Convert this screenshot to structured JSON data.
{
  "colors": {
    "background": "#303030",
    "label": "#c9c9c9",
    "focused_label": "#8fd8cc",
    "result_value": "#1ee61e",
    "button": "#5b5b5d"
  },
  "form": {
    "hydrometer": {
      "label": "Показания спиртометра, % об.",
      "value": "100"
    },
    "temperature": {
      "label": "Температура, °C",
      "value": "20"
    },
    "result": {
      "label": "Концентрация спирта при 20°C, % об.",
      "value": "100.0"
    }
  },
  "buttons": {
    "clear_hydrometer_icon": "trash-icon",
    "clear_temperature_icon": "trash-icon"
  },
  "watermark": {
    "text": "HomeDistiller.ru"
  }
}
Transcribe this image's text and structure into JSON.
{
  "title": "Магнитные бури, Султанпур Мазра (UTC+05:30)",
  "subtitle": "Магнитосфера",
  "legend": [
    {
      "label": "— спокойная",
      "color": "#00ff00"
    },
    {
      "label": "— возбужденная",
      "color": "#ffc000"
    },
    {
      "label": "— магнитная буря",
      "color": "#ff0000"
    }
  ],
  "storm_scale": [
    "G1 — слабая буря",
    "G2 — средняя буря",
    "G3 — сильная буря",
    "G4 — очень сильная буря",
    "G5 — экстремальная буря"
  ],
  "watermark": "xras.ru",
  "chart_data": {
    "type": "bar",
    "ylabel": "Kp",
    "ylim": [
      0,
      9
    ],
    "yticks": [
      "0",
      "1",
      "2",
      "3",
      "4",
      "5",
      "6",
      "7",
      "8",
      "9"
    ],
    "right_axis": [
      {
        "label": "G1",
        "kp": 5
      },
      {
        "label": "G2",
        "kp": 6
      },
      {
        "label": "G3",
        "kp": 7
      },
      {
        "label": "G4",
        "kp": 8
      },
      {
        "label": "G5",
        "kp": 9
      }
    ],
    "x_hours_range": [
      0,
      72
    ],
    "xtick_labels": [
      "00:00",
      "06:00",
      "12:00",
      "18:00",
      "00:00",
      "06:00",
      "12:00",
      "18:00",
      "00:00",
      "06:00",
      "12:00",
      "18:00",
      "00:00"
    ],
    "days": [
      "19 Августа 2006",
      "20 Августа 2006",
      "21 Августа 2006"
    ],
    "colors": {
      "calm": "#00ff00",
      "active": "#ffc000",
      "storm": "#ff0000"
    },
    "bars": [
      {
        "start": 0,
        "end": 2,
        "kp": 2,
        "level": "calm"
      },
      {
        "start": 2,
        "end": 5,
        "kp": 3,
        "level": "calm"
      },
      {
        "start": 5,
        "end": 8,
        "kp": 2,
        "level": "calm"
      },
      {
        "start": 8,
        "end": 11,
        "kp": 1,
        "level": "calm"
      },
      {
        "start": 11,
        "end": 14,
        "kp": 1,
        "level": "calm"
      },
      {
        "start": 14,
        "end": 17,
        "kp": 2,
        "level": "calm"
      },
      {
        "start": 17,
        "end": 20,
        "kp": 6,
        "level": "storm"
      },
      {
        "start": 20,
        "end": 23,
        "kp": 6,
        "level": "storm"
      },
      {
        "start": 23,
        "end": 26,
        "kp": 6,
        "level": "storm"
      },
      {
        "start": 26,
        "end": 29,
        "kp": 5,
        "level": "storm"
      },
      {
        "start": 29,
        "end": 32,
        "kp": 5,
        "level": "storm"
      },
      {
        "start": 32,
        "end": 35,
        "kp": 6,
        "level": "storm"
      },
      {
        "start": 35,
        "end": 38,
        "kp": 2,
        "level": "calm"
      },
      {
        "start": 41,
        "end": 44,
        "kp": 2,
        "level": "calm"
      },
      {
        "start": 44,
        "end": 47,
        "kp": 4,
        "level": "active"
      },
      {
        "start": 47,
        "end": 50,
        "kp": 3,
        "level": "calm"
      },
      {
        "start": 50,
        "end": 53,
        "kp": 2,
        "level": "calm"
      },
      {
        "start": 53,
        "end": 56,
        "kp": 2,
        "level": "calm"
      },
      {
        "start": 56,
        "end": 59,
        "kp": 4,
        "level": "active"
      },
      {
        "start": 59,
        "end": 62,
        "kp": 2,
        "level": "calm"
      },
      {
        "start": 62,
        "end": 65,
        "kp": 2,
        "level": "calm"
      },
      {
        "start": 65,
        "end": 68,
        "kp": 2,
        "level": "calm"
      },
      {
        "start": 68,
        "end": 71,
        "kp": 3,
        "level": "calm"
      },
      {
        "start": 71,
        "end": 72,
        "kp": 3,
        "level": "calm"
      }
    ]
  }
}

•••••

- TO BE DONE:
Take the material above and return all of it exactly.

- COMPLETED EXERCISE:
Convert this screenshot to structured JSON data.
{
  "colors": {
    "background": "#303030",
    "label": "#c9c9c9",
    "focused_label": "#8fd8cc",
    "result_value": "#1ee61e",
    "button": "#5b5b5d"
  },
  "form": {
    "hydrometer": {
      "label": "Показания спиртометра, % об.",
      "value": "100"
    },
    "temperature": {
      "label": "Температура, °C",
      "value": "20"
    },
    "result": {
      "label": "Концентрация спирта при 20°C, % об.",
      "value": "100.0"
    }
  },
  "buttons": {
    "clear_hydrometer_icon": "trash-icon",
    "clear_temperature_icon": "trash-icon"
  },
  "watermark": {
    "text": "HomeDistiller.ru"
  }
}
Transcribe this image's text and structure into JSON.
{
  "title": "Магнитные бури, Султанпур Мазра (UTC+05:30)",
  "subtitle": "Магнитосфера",
  "legend": [
    {
      "label": "— спокойная",
      "color": "#00ff00"
    },
    {
      "label": "— возбужденная",
      "color": "#ffc000"
    },
    {
      "label": "— магнитная буря",
      "color": "#ff0000"
    }
  ],
  "storm_scale": [
    "G1 — слабая буря",
    "G2 — средняя буря",
    "G3 — сильная буря",
    "G4 — очень сильная буря",
    "G5 — экстремальная буря"
  ],
  "watermark": "xras.ru",
  "chart_data": {
    "type": "bar",
    "ylabel": "Kp",
    "ylim": [
      0,
      9
    ],
    "yticks": [
      "0",
      "1",
      "2",
      "3",
      "4",
      "5",
      "6",
      "7",
      "8",
      "9"
    ],
    "right_axis": [
      {
        "label": "G1",
        "kp": 5
      },
      {
        "label": "G2",
        "kp": 6
      },
      {
        "label": "G3",
        "kp": 7
      },
      {
        "label": "G4",
        "kp": 8
      },
      {
        "label": "G5",
        "kp": 9
      }
    ],
    "x_hours_range": [
      0,
      72
    ],
    "xtick_labels": [
      "00:00",
      "06:00",
      "12:00",
      "18:00",
      "00:00",
      "06:00",
      "12:00",
      "18:00",
      "00:00",
      "06:00",
      "12:00",
      "18:00",
      "00:00"
    ],
    "days": [
      "19 Августа 2006",
      "20 Августа 2006",
      "21 Августа 2006"
    ],
    "colors": {
      "calm": "#00ff00",
      "active": "#ffc000",
      "storm": "#ff0000"
    },
    "bars": [
      {
        "start": 0,
        "end": 2,
        "kp": 2,
        "level": "calm"
      },
      {
        "start": 2,
        "end": 5,
        "kp": 3,
        "level": "calm"
      },
      {
        "start": 5,
        "end": 8,
        "kp": 2,
        "level": "calm"
      },
      {
        "start": 8,
        "end": 11,
        "kp": 1,
        "level": "calm"
      },
      {
        "start": 11,
        "end": 14,
        "kp": 1,
        "level": "calm"
      },
      {
        "start": 14,
        "end": 17,
        "kp": 2,
        "level": "calm"
      },
      {
        "start": 17,
        "end": 20,
        "kp": 6,
        "level": "storm"
      },
      {
        "start": 20,
        "end": 23,
        "kp": 6,
        "level": "storm"
      },
      {
        "start": 23,
        "end": 26,
        "kp": 6,
        "level": "storm"
      },
      {
        "start": 26,
        "end": 29,
        "kp": 5,
        "level": "storm"
      },
      {
        "start": 29,
        "end": 32,
        "kp": 5,
        "level": "storm"
      },
      {
        "start": 32,
        "end": 35,
        "kp": 6,
        "level": "storm"
      },
      {
        "start": 35,
        "end": 38,
        "kp": 2,
        "level": "calm"
      },
      {
        "start": 41,
        "end": 44,
        "kp": 2,
        "level": "calm"
      },
      {
        "start": 44,
        "end": 47,
        "kp": 4,
        "level": "active"
      },
      {
        "start": 47,
        "end": 50,
        "kp": 3,
        "level": "calm"
      },
      {
        "start": 50,
        "end": 53,
        "kp": 2,
        "level": "calm"
      },
      {
        "start": 53,
        "end": 56,
        "kp": 2,
        "level": "calm"
      },
      {
        "start": 56,
        "end": 59,
        "kp": 4,
        "level": "active"
      },
      {
        "start": 59,
        "end": 62,
        "kp": 2,
        "level": "calm"
      },
      {
        "start": 62,
        "end": 65,
        "kp": 2,
        "level": "calm"
      },
      {
        "start": 65,
        "end": 68,
        "kp": 2,
        "level": "calm"
      },
      {
        "start": 68,
        "end": 71,
        "kp": 3,
        "level": "calm"
      },
      {
        "start": 71,
        "end": 72,
        "kp": 3,
        "level": "calm"
      }
    ]
  }
}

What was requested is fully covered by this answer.